> _THE TASKS_:
a: Duplicate the artist statement word for word from "My artwork grows" to "are my subjects.".
b: Answer these questions from the artist statement:
(i) On what kind of paper do many of the watercolor paintings begin?
(ii) Which two flowers are named among the remembered garden plants?
(iii) What tool is used to apply the paint after the sketch is prepared?

> _PASSAGE GIVEN_:
━━━
My artwork grows from ordinary past experiences and former daily life. To create art around these subjects, I tap into memories and I work from old black and white family photos and cherished artifacts. Strolling on a Sunday afternoon, gardening, dancing, and baking bread—portraits of simple people doing simple everyday things—those are my subjects.
Along with family, much of my art is influenced by my mother’s and my grandmother’s love of flowers and gardening. Usually, everything grew wild and was rarely manicured. The memories of hollyhocks and tiger lilies, vegetables and the grape arbor in her back yard often make their way to my art.
Many of my watercolor paintings typically begin with yupo paper (a plastic paper) and misking fluid; thus, areas of my sketch where I want to accentuate light or lines, are preserved under the misk. Next, I apply the paint with a small foam roller. In addition, to the roller, I might use a credit card, comb, dish scrubbing pad or some other implement that causes texture. Although I use a brush from time to time, I usually roll the watercolor on quickly and loosely from all directions with energy and spontaneity.
━━━
> _DATA_:
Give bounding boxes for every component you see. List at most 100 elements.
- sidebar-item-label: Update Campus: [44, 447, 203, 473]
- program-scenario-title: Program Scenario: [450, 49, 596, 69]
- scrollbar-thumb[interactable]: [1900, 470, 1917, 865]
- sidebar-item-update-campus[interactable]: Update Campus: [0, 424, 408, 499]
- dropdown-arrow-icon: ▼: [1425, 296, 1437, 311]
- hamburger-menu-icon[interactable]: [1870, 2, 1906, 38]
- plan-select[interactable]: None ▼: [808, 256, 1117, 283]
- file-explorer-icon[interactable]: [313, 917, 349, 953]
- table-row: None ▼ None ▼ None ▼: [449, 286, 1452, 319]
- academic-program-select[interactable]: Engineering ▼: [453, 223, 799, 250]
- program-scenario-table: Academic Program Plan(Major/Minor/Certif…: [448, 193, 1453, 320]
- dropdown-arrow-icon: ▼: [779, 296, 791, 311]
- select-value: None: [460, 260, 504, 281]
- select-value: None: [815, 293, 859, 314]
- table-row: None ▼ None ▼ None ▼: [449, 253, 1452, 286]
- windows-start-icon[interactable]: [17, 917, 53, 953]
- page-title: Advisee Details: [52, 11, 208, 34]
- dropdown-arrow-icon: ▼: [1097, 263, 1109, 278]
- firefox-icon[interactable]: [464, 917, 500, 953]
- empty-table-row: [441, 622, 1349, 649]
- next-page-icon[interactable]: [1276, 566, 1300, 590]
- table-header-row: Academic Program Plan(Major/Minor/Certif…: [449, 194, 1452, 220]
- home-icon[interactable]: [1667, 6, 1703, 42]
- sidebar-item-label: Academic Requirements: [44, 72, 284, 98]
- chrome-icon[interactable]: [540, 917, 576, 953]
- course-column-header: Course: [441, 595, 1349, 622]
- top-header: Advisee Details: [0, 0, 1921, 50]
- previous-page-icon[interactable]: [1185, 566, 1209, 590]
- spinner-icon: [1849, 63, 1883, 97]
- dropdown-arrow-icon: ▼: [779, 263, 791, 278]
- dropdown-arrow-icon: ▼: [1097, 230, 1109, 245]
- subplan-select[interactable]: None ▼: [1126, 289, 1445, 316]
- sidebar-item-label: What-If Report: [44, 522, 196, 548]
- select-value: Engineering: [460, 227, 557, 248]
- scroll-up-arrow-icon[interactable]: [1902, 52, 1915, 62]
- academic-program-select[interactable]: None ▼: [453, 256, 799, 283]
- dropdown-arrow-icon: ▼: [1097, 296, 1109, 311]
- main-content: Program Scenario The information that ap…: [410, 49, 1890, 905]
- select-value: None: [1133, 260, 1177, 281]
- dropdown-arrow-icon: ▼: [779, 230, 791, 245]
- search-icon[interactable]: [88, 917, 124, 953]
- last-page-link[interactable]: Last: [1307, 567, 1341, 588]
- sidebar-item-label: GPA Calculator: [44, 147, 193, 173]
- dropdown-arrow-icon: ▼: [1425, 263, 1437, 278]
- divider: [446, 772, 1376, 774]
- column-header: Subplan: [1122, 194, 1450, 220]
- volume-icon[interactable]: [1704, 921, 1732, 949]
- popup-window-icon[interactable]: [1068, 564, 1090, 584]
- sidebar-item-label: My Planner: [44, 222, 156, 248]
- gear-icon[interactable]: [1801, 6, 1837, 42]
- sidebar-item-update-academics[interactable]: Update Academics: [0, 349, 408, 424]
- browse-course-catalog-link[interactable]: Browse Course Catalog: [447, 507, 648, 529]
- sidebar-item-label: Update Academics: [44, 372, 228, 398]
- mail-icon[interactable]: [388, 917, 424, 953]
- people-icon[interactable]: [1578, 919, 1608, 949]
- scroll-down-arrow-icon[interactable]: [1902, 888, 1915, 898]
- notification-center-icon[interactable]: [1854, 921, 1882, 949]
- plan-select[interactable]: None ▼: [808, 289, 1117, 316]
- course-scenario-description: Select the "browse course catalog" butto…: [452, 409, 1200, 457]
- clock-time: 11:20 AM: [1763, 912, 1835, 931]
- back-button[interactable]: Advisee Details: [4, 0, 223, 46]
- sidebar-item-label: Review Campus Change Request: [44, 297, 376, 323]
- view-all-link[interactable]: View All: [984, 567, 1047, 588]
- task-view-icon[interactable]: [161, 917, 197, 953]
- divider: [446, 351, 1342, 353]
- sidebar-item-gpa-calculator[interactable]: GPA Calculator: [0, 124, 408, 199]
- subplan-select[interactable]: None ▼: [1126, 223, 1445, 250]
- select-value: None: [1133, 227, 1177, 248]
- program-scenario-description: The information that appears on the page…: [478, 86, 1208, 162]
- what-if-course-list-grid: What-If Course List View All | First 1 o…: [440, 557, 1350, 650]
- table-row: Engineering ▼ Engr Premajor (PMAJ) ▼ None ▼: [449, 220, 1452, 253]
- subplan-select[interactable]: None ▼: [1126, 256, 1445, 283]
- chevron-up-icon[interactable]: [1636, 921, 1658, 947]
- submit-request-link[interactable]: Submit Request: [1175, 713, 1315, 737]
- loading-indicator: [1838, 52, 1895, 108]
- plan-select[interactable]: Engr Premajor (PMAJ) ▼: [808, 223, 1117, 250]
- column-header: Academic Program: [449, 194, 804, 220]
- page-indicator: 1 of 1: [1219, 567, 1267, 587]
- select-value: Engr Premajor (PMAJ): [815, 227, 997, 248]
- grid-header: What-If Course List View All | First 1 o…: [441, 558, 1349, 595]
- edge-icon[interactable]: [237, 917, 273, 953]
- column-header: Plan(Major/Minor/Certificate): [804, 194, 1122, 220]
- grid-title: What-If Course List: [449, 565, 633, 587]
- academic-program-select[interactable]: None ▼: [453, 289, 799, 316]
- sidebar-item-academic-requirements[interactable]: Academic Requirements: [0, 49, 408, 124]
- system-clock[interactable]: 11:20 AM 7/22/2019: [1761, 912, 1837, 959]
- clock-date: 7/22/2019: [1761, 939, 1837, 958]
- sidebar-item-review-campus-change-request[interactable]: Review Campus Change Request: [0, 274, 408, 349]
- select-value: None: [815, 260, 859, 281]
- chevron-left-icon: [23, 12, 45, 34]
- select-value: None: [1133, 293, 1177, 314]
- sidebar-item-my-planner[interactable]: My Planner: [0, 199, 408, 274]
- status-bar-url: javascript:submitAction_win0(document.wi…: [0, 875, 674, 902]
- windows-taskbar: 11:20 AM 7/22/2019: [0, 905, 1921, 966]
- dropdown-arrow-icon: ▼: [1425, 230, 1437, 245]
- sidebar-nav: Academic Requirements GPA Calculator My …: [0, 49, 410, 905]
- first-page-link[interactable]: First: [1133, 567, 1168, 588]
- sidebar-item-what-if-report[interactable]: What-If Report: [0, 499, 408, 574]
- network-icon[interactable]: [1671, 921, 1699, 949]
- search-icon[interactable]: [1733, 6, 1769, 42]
━━━
> _WRITTEN RESPONSES_:
a:
My artwork grows from ordinary past experiences and former daily life. To create art around these subjects, I tap into memories and I work from old black and white family photos and cherished artifacts. Strolling on a Sunday afternoon, gardening, dancing, and baking bread—portraits of simple people doing simple everyday things—those are my subjects.

b:
(i) Yupo paper, a plastic paper
(ii) Hollyhocks and tiger lilies
(iii) A small foam roller